◆ Given exercise: Go through the listing beneath this task and return every line that carries the string "body".

---------- Extracted information ----------

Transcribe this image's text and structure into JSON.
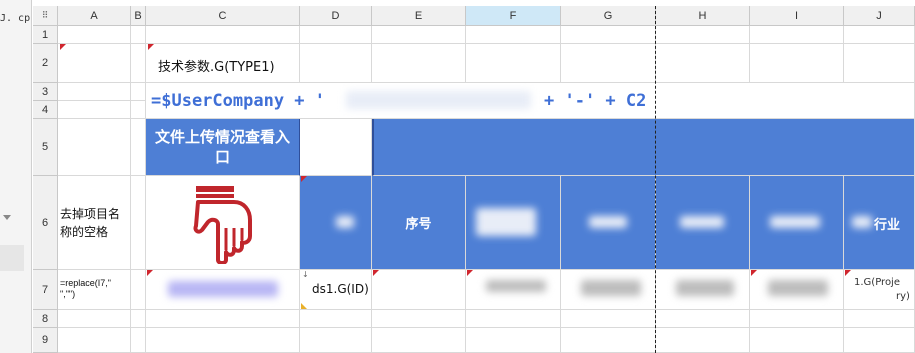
{
  "sidebar": {
    "fragment": "J. cp"
  },
  "grid": {
    "corner_label": "⠿",
    "columns": [
      "A",
      "B",
      "C",
      "D",
      "E",
      "F",
      "G",
      "H",
      "I",
      "J"
    ],
    "rows": [
      "1",
      "2",
      "3",
      "4",
      "5",
      "6",
      "7",
      "8",
      "9"
    ],
    "selected_column": "F"
  },
  "cells": {
    "C2": "技术参数.G(TYPE1)",
    "C3_prefix": "=$UserCompany + '",
    "C3_suffix": "+ '-' + C2",
    "C5": "文件上传情况查看入口",
    "A6": "去掉项目名称的空格",
    "E6": "序号",
    "J6_fragment": "行业",
    "A7": "=replace(I7,\" \",\"\")",
    "D7": "ds1.G(ID)",
    "J7_fragment": "1.G(Proje",
    "J7_fragment2": "ry)"
  },
  "icons": {
    "hand": "pointing-hand-down-icon"
  },
  "colors": {
    "header_blue": "#4e7fd5",
    "formula_blue": "#3f6fd6",
    "hand_red": "#c0262c",
    "column_selected": "#cfe8f7"
  }
}
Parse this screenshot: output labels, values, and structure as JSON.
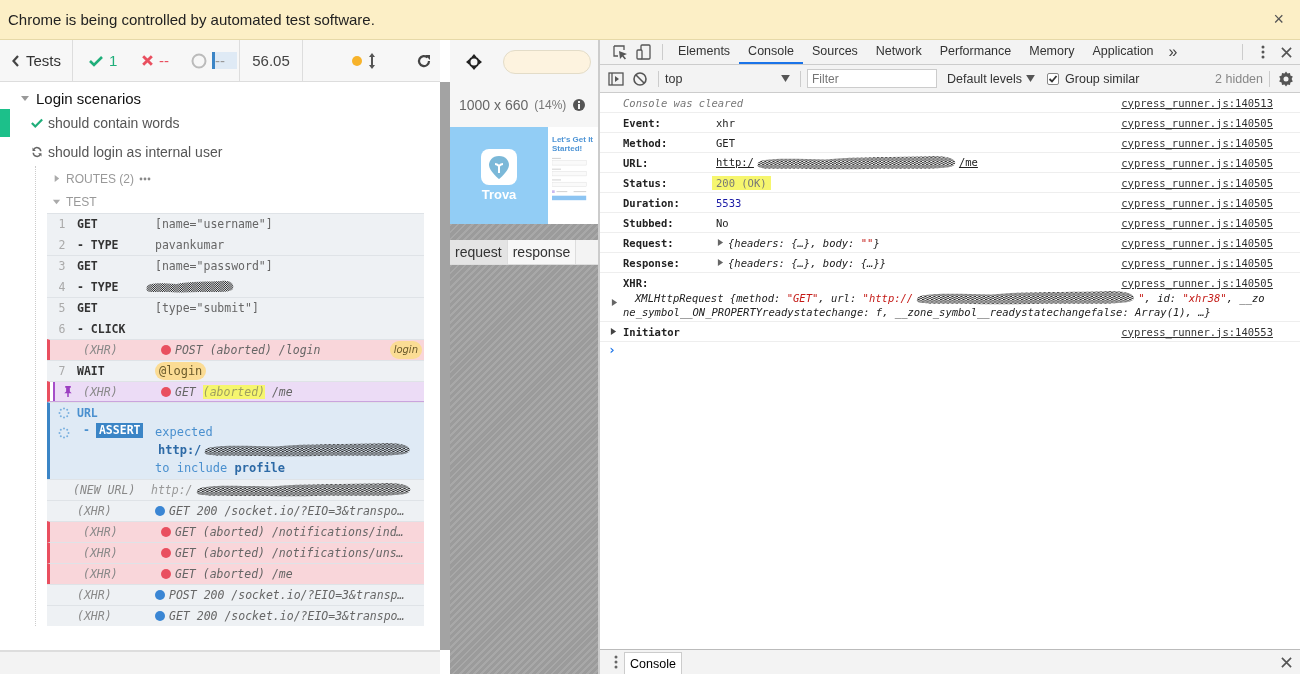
{
  "infobar": {
    "message": "Chrome is being controlled by automated test software.",
    "close": "×"
  },
  "reporter": {
    "back": "Tests",
    "passed": "1",
    "failed": "--",
    "pending": "--",
    "duration": "56.05",
    "suite": {
      "title": "Login scenarios",
      "expanded": true,
      "tests": [
        {
          "title": "should contain words",
          "kind": "passed"
        },
        {
          "title": "should login as internal user",
          "kind": "running",
          "hooks": [
            {
              "label": "ROUTES (2)",
              "expanded": false
            },
            {
              "label": "TEST",
              "expanded": true
            }
          ],
          "commands": [
            {
              "kind": "command",
              "number": "1",
              "name": "GET",
              "message": "[name=\"username\"]"
            },
            {
              "kind": "child",
              "number": "2",
              "name": "- TYPE",
              "message": "pavankumar"
            },
            {
              "kind": "command",
              "number": "3",
              "name": "GET",
              "message": "[name=\"password\"]"
            },
            {
              "kind": "child",
              "number": "4",
              "name": "- TYPE",
              "redacted": true
            },
            {
              "kind": "command",
              "number": "5",
              "name": "GET",
              "message": "[type=\"submit\"]"
            },
            {
              "kind": "child",
              "number": "6",
              "name": "- CLICK"
            },
            {
              "kind": "xhr",
              "name": "(XHR)",
              "failed": true,
              "method": "POST",
              "result": "(aborted)",
              "path": "/login",
              "highlight": false,
              "pinned": false,
              "alias": "login"
            },
            {
              "kind": "wait",
              "number": "7",
              "name": "WAIT",
              "alias": "@login"
            },
            {
              "kind": "xhr",
              "name": "(XHR)",
              "failed": true,
              "method": "GET",
              "result": "(aborted)",
              "path": "/me",
              "highlight": true,
              "pinned": true
            },
            {
              "kind": "pending",
              "name": "URL"
            },
            {
              "kind": "assert",
              "prefix": "-",
              "name": "ASSERT",
              "expected": "expected",
              "value": "http:/",
              "redacted": true,
              "phrase": "to include **profile**"
            },
            {
              "kind": "event",
              "name": "(NEW URL)",
              "message": "http:/",
              "redacted": true
            },
            {
              "kind": "xhr",
              "name": "(XHR)",
              "failed": false,
              "method": "GET",
              "result": "200",
              "path": "/socket.io/?EIO=3&transpo…",
              "highlight": false,
              "pinned": false
            },
            {
              "kind": "xhr",
              "name": "(XHR)",
              "failed": true,
              "method": "GET",
              "result": "(aborted)",
              "path": "/notifications/ind…",
              "highlight": false,
              "pinned": false
            },
            {
              "kind": "xhr",
              "name": "(XHR)",
              "failed": true,
              "method": "GET",
              "result": "(aborted)",
              "path": "/notifications/uns…",
              "highlight": false,
              "pinned": false
            },
            {
              "kind": "xhr",
              "name": "(XHR)",
              "failed": true,
              "method": "GET",
              "result": "(aborted)",
              "path": "/me",
              "highlight": false,
              "pinned": false
            },
            {
              "kind": "xhr",
              "name": "(XHR)",
              "failed": false,
              "method": "POST",
              "result": "200",
              "path": "/socket.io/?EIO=3&transp…",
              "highlight": false,
              "pinned": false
            },
            {
              "kind": "xhr",
              "name": "(XHR)",
              "failed": false,
              "method": "GET",
              "result": "200",
              "path": "/socket.io/?EIO=3&transpo…",
              "highlight": false,
              "pinned": false
            }
          ]
        }
      ]
    }
  },
  "preview": {
    "size": "1000 x 660",
    "scale": "(14%)",
    "app_name": "Trova",
    "heading": "Let's Get It Started!",
    "tabs": [
      {
        "label": "request",
        "selected": true
      },
      {
        "label": "response",
        "selected": false
      }
    ]
  },
  "devtools": {
    "tabs": [
      {
        "label": "Elements",
        "selected": false
      },
      {
        "label": "Console",
        "selected": true
      },
      {
        "label": "Sources",
        "selected": false
      },
      {
        "label": "Network",
        "selected": false
      },
      {
        "label": "Performance",
        "selected": false
      },
      {
        "label": "Memory",
        "selected": false
      },
      {
        "label": "Application",
        "selected": false
      }
    ],
    "more": "»",
    "context": "top",
    "filter_placeholder": "Filter",
    "levels": "Default levels",
    "group_similar": {
      "label": "Group similar",
      "checked": true
    },
    "hidden": "2 hidden",
    "entries": [
      {
        "kind": "note",
        "text": "Console was cleared",
        "source": "cypress_runner.js:140513"
      },
      {
        "kind": "field",
        "label": "Event:",
        "expandable": false,
        "parts": [
          {
            "kind": "text",
            "text": "xhr"
          }
        ],
        "source": "cypress_runner.js:140505"
      },
      {
        "kind": "field",
        "label": "Method:",
        "expandable": false,
        "parts": [
          {
            "kind": "text",
            "text": "GET"
          }
        ],
        "source": "cypress_runner.js:140505"
      },
      {
        "kind": "field",
        "label": "URL:",
        "expandable": false,
        "parts": [
          {
            "kind": "link",
            "text": "http:/"
          },
          {
            "kind": "redacted"
          },
          {
            "kind": "link",
            "text": "/me"
          }
        ],
        "source": "cypress_runner.js:140505"
      },
      {
        "kind": "field",
        "label": "Status:",
        "expandable": false,
        "parts": [
          {
            "kind": "highlight",
            "text": "200 (OK)"
          }
        ],
        "source": "cypress_runner.js:140505"
      },
      {
        "kind": "field",
        "label": "Duration:",
        "expandable": false,
        "parts": [
          {
            "kind": "number",
            "text": "5533"
          }
        ],
        "source": "cypress_runner.js:140505"
      },
      {
        "kind": "field",
        "label": "Stubbed:",
        "expandable": false,
        "parts": [
          {
            "kind": "text",
            "text": "No"
          }
        ],
        "source": "cypress_runner.js:140505"
      },
      {
        "kind": "field",
        "label": "Request:",
        "expandable": true,
        "parts": [
          {
            "kind": "text",
            "text": "{headers: {…}, body: "
          },
          {
            "kind": "string",
            "text": "\"\""
          },
          {
            "kind": "text",
            "text": "}"
          }
        ],
        "source": "cypress_runner.js:140505"
      },
      {
        "kind": "field",
        "label": "Response:",
        "expandable": true,
        "parts": [
          {
            "kind": "text",
            "text": "{headers: {…}, body: {…}}"
          }
        ],
        "source": "cypress_runner.js:140505"
      },
      {
        "kind": "object",
        "label": "XHR:",
        "lines": [
          [
            {
              "kind": "text",
              "text": "XMLHttpRequest {method: "
            },
            {
              "kind": "string",
              "text": "\"GET\""
            },
            {
              "kind": "text",
              "text": ", url: "
            },
            {
              "kind": "string",
              "text": "\"http://"
            },
            {
              "kind": "redacted"
            },
            {
              "kind": "string",
              "text": "\""
            },
            {
              "kind": "text",
              "text": ", id: "
            },
            {
              "kind": "string",
              "text": "\"xhr38\""
            },
            {
              "kind": "text",
              "text": ", __zo"
            }
          ],
          [
            {
              "kind": "text",
              "text": "ne_symbol__ON_PROPERTYreadystatechange: f, __zone_symbol__readystatechangefalse: Array(1), …}"
            }
          ]
        ],
        "source": "cypress_runner.js:140505"
      },
      {
        "kind": "group",
        "label": "Initiator",
        "expanded": false,
        "source": "cypress_runner.js:140553"
      }
    ],
    "prompt": "›",
    "drawer_tab": "Console"
  }
}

----------

◆ Final result:
            "text": "{headers: {…}, body: "
            "text": "{headers: {…}, body: {…}}"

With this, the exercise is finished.